(Records from a collection)
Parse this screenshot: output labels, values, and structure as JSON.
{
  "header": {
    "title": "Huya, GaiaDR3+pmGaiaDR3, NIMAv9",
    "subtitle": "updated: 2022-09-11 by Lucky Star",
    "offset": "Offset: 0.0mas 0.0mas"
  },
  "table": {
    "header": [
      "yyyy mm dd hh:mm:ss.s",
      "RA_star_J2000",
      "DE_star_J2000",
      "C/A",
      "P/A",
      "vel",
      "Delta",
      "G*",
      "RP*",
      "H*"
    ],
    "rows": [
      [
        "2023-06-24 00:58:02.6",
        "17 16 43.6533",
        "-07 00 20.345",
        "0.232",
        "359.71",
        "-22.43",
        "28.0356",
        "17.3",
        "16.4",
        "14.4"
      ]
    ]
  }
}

* * *

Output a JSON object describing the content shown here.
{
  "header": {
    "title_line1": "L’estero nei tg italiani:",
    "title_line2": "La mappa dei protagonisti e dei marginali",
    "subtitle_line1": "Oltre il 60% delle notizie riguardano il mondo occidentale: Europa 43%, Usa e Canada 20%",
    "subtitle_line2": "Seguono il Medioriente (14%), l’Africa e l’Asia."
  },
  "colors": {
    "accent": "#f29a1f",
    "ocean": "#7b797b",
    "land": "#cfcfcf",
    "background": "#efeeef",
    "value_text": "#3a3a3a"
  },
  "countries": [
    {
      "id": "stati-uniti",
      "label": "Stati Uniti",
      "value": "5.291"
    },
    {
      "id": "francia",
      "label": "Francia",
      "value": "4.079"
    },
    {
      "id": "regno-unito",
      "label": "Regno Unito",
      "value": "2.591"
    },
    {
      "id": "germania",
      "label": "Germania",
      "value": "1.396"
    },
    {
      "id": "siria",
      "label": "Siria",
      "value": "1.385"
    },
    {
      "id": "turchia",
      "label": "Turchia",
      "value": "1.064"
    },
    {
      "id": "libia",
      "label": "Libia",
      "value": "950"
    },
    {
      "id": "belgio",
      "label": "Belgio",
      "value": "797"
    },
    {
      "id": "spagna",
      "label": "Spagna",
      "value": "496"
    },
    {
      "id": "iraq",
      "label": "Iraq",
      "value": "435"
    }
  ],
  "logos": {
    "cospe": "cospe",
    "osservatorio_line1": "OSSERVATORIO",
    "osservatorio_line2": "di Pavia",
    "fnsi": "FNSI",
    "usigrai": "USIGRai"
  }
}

--

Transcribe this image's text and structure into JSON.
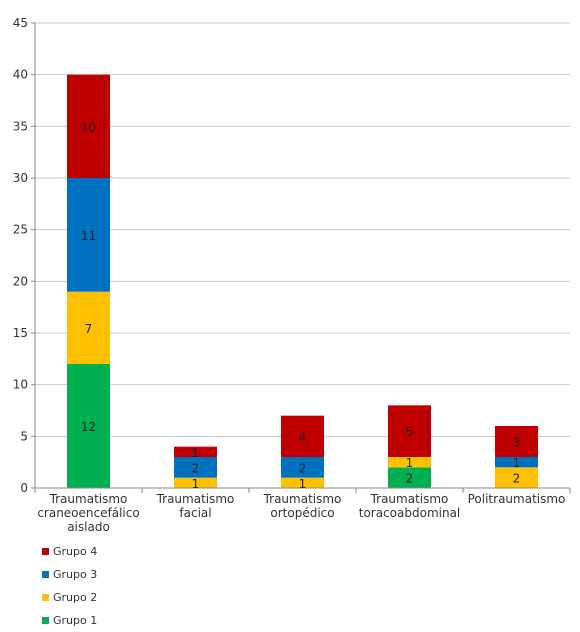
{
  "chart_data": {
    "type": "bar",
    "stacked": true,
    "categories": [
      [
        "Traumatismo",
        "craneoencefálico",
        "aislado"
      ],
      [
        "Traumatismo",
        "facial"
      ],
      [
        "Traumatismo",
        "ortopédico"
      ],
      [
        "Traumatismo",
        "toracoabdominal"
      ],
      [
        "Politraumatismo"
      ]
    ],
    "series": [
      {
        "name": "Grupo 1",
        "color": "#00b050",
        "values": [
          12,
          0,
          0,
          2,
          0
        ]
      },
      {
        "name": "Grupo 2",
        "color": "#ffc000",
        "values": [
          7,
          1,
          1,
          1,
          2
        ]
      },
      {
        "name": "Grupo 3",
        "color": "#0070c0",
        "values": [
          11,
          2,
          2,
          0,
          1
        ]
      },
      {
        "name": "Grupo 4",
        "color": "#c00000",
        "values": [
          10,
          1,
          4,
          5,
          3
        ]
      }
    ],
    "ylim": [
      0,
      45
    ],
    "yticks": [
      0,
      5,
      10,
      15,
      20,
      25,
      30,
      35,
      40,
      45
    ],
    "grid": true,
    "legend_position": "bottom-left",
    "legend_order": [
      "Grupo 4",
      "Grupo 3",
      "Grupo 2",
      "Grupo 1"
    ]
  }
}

Set exercise. Look through the material above and pick out each line holding the word "this".

Exercise result.
Parse this screenshot: output labels, values, and structure as JSON.
Transcribe this image's text and structure into JSON.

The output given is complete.